→ What you should do
Copy every line of the following data that includes the string "Basic".

→ Provided entries
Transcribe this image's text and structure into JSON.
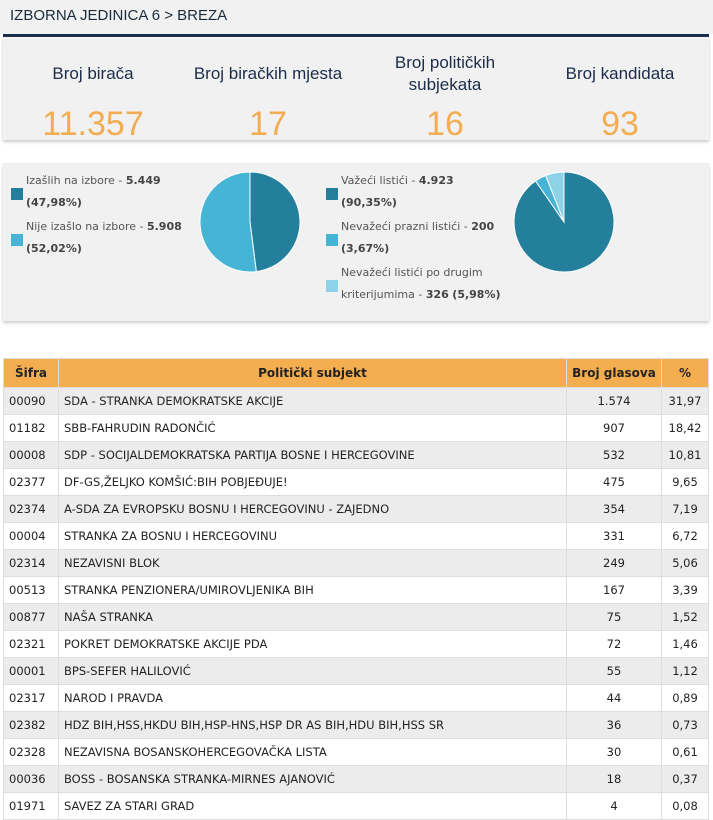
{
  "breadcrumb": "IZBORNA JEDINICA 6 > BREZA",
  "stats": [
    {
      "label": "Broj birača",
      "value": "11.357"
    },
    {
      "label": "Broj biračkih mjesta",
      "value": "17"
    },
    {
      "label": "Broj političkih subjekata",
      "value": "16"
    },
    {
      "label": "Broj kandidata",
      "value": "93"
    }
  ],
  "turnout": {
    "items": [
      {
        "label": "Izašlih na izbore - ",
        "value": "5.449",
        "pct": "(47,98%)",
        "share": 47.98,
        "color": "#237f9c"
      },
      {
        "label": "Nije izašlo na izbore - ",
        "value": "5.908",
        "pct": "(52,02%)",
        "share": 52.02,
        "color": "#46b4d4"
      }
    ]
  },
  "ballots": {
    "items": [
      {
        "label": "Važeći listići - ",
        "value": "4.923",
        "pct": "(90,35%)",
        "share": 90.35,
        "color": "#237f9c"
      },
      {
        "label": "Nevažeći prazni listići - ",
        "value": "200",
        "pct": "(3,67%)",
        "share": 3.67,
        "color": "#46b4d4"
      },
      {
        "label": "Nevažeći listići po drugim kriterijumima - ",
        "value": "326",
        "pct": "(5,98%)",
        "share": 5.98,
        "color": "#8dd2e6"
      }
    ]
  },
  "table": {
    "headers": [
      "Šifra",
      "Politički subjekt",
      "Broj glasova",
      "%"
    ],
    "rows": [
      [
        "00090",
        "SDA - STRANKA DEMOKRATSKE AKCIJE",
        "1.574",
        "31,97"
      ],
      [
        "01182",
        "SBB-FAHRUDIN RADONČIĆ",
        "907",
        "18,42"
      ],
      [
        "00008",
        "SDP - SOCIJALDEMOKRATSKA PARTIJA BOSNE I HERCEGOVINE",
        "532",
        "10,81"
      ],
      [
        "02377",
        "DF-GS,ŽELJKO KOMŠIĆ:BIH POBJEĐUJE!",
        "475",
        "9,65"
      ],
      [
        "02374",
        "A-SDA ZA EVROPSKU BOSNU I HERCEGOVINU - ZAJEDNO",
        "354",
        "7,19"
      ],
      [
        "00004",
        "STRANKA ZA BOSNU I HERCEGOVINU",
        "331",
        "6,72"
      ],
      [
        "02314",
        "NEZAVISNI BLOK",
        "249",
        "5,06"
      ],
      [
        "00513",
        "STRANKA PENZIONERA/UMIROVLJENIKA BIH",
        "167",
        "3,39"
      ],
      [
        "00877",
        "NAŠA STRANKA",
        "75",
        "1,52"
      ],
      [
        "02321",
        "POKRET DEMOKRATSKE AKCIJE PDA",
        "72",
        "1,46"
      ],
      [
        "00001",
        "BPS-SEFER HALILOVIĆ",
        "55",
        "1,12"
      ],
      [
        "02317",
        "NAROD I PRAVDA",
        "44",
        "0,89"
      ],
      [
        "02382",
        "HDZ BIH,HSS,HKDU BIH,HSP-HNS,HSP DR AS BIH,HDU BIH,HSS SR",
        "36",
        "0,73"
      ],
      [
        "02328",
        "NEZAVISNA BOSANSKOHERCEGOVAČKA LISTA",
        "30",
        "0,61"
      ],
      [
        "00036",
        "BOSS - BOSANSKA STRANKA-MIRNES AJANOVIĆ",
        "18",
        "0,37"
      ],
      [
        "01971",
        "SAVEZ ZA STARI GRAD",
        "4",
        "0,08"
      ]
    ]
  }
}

---

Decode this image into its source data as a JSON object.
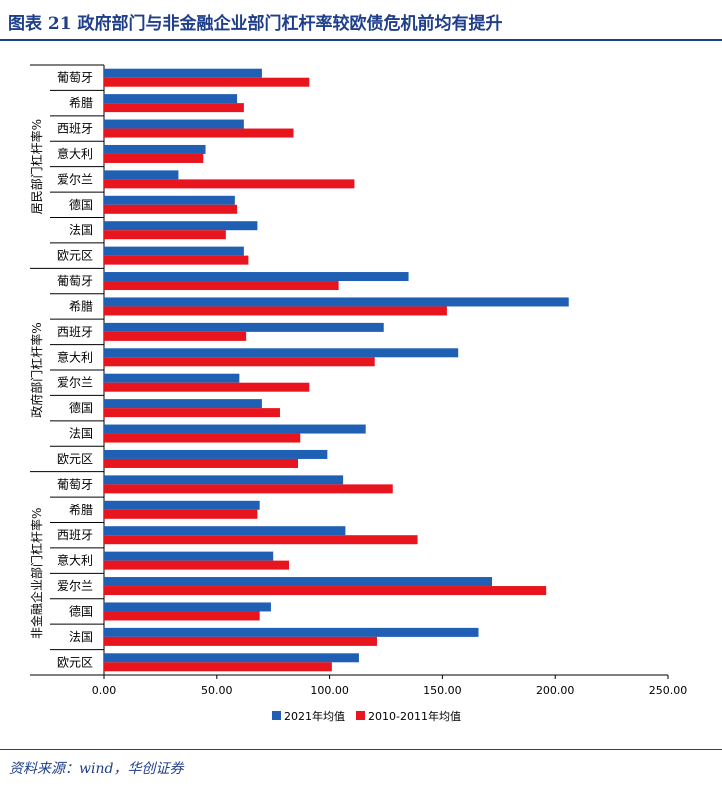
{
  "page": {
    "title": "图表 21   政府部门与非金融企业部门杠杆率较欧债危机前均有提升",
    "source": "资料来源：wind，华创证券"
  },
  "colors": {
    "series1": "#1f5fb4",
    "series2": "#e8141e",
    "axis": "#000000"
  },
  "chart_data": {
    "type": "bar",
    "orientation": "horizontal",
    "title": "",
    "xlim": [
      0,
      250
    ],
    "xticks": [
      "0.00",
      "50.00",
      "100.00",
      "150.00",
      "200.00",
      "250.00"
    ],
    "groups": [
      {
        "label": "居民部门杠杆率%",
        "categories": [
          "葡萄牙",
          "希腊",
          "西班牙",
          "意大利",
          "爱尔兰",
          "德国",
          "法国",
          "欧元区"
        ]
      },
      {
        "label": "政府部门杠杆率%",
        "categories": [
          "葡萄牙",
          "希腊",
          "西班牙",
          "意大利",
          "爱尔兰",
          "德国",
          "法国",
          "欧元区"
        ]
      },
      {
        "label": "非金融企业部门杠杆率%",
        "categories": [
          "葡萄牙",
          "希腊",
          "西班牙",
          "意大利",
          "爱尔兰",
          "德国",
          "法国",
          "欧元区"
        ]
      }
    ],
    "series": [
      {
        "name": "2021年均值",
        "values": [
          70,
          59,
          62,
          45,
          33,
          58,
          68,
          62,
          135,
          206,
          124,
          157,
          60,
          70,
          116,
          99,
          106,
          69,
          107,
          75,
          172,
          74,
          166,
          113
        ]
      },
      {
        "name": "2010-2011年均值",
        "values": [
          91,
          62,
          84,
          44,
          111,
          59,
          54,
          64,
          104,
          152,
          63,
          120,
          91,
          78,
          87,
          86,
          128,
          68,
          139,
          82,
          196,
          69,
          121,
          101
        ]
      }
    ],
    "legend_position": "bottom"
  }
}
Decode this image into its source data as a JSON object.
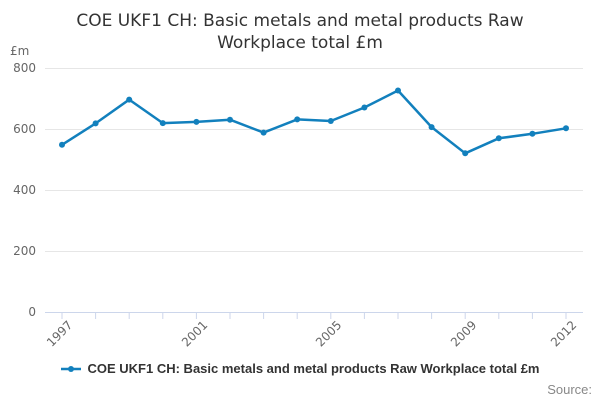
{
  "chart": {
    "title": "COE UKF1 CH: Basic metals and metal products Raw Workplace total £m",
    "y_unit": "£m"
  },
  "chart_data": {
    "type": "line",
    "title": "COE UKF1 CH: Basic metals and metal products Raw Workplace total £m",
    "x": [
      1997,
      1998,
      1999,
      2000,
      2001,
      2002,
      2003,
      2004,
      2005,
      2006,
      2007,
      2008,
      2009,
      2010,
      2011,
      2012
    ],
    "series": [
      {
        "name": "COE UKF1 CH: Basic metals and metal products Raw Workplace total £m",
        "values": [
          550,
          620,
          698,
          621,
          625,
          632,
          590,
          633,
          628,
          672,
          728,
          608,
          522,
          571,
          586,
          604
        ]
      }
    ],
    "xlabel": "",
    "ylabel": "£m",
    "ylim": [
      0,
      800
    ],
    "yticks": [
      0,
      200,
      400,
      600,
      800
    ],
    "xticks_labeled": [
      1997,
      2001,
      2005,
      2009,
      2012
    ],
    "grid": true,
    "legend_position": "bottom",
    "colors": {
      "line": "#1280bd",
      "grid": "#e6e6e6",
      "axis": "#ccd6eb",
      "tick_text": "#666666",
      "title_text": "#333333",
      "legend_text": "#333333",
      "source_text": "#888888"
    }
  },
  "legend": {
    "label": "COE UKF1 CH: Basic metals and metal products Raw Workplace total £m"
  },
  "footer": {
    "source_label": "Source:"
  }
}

==

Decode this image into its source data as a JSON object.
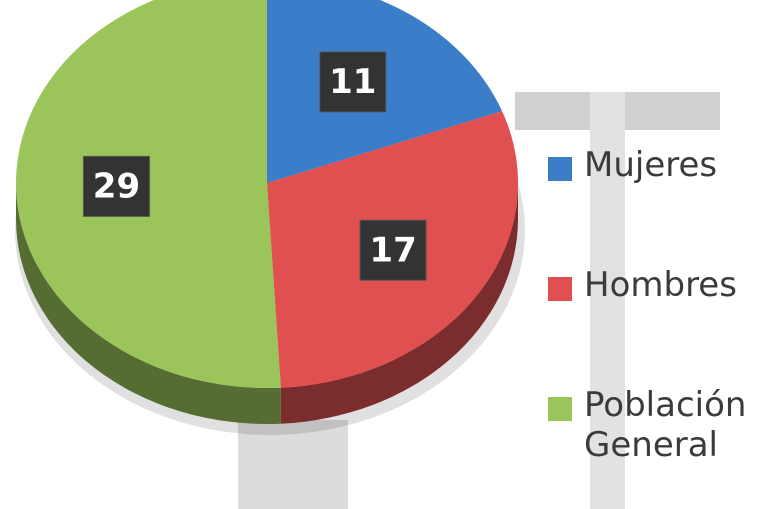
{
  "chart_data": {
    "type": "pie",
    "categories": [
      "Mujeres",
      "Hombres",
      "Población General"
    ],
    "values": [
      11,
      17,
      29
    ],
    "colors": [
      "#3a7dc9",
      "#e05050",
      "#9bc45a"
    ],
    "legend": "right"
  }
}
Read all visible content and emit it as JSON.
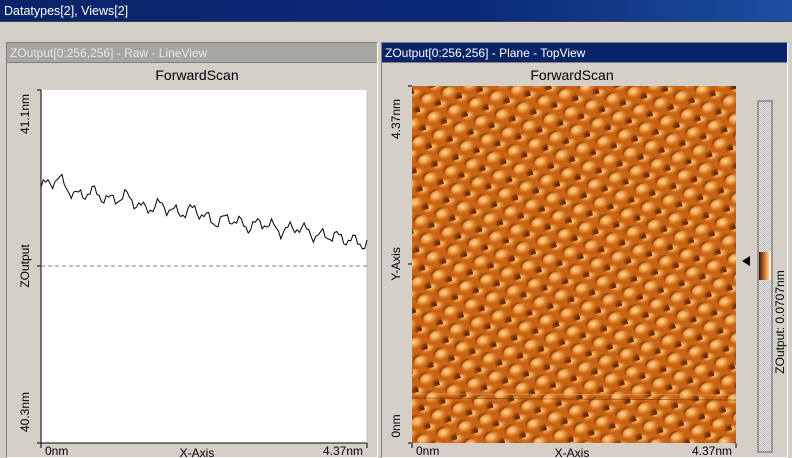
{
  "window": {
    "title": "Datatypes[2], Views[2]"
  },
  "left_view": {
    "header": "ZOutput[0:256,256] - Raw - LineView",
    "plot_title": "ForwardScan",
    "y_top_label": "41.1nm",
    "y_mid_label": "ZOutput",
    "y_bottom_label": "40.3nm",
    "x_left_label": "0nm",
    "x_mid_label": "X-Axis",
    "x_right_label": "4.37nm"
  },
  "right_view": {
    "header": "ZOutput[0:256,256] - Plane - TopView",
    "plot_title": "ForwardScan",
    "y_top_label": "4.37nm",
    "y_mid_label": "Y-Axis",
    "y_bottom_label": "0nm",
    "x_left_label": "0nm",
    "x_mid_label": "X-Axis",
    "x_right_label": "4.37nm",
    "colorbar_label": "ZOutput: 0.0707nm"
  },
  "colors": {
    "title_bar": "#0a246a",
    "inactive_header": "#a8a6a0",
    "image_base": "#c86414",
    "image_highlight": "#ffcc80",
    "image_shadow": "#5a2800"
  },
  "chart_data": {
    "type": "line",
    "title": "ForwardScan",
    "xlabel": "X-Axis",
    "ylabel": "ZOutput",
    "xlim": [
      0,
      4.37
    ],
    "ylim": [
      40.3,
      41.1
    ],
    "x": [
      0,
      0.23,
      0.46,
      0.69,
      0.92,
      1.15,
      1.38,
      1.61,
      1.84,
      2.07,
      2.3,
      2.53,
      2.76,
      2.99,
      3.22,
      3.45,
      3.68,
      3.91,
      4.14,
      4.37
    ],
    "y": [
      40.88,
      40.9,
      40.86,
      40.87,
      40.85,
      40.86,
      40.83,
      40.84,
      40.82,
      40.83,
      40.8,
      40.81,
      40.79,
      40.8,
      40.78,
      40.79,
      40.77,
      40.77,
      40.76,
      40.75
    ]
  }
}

→ Task solution
    "title": "COE UKF1 CH: Basic metals and metal products Raw Workplace total £m",
    "title": "COE UKF1 CH: Basic metals and metal products Raw Workplace total £m",
        "name": "COE UKF1 CH: Basic metals and metal products Raw Workplace total £m",
    "label": "COE UKF1 CH: Basic metals and metal products Raw Workplace total £m"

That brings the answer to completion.